#### [DIRECTIONS]
Go through the lines below. Copy those with "circle".

-- Begin --

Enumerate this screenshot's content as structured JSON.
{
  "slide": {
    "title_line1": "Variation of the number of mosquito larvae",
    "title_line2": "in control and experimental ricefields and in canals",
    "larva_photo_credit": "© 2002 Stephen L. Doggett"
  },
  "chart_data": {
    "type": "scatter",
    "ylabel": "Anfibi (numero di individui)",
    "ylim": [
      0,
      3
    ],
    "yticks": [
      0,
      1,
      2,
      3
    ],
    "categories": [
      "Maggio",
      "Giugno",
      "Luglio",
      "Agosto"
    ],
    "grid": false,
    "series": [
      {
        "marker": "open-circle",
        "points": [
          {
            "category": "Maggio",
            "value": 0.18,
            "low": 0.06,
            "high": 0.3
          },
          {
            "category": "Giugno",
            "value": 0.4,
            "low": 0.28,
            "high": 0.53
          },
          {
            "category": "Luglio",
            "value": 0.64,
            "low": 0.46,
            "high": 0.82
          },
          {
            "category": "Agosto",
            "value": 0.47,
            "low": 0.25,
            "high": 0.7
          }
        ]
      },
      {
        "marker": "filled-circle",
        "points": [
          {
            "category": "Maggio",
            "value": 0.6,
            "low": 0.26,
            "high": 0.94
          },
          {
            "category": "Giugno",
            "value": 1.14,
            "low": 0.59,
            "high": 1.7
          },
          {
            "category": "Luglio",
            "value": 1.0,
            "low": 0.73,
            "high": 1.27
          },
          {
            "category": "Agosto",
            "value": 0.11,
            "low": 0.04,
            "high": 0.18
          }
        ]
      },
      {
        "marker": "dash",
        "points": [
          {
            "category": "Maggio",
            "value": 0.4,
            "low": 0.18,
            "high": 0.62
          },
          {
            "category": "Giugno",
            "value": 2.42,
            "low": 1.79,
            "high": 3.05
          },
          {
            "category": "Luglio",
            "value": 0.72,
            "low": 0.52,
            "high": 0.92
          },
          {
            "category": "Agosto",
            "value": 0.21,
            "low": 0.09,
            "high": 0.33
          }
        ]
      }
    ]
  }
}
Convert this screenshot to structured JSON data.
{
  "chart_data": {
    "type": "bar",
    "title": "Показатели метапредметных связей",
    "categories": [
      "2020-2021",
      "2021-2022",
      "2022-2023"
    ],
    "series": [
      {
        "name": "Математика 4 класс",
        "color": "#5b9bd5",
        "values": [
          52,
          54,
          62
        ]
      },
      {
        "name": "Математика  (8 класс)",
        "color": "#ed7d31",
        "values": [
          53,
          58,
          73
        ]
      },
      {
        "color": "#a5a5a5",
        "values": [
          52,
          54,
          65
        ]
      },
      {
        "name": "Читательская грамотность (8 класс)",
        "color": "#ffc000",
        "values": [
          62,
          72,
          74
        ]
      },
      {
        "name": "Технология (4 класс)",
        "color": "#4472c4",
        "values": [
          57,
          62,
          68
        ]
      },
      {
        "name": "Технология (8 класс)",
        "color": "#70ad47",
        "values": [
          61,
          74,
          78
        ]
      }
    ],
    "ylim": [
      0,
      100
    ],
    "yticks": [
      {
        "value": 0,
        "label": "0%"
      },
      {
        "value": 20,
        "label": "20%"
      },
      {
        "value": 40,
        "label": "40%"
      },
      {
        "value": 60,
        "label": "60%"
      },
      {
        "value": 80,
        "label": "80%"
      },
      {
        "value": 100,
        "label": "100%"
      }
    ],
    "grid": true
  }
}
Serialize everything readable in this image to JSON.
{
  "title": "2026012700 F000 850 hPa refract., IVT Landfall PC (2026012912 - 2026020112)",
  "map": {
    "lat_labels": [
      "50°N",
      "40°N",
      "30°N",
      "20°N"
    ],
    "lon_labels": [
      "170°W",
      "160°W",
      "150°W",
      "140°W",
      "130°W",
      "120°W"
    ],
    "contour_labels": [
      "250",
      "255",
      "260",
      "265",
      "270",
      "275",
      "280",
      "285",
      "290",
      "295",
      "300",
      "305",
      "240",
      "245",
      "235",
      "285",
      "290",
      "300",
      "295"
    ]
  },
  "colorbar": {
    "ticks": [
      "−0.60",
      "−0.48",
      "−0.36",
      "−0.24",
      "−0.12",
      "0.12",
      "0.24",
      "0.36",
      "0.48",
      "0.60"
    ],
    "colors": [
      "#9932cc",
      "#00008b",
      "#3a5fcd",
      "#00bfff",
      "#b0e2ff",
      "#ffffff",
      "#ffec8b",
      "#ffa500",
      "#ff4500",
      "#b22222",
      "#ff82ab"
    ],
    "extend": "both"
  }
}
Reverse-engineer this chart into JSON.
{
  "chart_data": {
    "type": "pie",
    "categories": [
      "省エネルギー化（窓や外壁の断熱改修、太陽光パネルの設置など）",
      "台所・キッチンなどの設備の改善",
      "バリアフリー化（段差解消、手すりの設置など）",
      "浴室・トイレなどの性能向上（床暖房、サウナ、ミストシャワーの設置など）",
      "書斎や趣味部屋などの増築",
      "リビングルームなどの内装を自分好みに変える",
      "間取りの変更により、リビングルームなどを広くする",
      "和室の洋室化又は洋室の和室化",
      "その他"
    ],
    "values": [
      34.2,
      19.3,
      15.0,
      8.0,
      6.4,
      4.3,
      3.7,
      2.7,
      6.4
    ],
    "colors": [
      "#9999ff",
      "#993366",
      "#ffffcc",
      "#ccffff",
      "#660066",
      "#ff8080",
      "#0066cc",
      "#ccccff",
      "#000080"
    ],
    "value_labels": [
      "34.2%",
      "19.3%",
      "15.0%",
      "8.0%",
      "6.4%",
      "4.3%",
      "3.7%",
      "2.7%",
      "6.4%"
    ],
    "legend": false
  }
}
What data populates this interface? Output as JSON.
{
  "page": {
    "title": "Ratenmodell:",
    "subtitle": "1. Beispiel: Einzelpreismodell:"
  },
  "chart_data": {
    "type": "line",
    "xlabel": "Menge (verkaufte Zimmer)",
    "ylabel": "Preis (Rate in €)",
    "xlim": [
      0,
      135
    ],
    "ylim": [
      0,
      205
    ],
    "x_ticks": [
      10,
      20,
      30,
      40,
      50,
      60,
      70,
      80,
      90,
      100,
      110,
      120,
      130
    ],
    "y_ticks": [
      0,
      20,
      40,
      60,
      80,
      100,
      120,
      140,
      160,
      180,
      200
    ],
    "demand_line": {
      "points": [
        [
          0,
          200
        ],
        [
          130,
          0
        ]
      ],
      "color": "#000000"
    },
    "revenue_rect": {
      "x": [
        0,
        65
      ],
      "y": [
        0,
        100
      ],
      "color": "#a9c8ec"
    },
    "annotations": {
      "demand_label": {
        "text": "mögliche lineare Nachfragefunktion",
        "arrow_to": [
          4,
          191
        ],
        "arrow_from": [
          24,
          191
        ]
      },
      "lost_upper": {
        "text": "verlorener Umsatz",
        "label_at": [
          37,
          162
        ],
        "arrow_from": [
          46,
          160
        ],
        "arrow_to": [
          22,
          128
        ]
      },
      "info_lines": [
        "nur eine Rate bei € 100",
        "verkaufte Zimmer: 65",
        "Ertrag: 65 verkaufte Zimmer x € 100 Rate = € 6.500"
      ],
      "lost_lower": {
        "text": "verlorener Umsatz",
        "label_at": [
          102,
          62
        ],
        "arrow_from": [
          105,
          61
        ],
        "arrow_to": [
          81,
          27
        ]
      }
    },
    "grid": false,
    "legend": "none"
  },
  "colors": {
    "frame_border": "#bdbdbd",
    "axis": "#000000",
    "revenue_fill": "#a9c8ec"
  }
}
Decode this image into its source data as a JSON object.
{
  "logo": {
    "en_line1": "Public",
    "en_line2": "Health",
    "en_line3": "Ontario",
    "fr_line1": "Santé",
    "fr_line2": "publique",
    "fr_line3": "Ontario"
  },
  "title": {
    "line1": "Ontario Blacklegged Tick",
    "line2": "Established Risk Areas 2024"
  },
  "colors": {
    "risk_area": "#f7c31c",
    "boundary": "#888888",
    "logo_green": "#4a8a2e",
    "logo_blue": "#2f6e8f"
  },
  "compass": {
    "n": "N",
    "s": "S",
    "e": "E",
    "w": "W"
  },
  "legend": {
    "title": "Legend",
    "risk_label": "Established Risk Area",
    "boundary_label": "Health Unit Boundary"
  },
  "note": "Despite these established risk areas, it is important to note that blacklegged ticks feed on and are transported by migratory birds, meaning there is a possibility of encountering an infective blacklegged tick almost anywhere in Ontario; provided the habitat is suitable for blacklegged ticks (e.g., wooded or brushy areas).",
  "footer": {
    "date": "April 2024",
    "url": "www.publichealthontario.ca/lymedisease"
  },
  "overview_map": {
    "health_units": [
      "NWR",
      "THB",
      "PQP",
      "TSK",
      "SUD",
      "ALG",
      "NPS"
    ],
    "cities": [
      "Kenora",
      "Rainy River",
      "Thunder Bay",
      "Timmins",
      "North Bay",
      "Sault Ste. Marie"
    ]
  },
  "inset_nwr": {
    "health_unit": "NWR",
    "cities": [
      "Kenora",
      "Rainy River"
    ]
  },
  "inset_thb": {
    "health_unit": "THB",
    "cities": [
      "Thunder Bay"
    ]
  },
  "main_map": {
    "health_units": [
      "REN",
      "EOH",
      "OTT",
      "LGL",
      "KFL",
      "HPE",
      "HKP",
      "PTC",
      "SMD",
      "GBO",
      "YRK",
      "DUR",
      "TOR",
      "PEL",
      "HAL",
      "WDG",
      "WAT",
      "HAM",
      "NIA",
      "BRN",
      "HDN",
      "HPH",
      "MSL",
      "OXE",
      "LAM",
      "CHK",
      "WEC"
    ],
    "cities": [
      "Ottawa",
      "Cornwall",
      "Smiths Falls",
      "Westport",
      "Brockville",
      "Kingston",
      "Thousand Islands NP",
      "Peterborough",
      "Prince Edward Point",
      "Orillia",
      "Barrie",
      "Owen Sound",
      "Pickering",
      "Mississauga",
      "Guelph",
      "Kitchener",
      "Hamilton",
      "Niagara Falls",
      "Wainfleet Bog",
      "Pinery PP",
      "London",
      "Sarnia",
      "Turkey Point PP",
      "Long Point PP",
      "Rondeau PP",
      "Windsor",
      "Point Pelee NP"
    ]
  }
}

-- End --

#### [ANSWER IN FULL]
        "marker": "open-circle",
        "marker": "filled-circle",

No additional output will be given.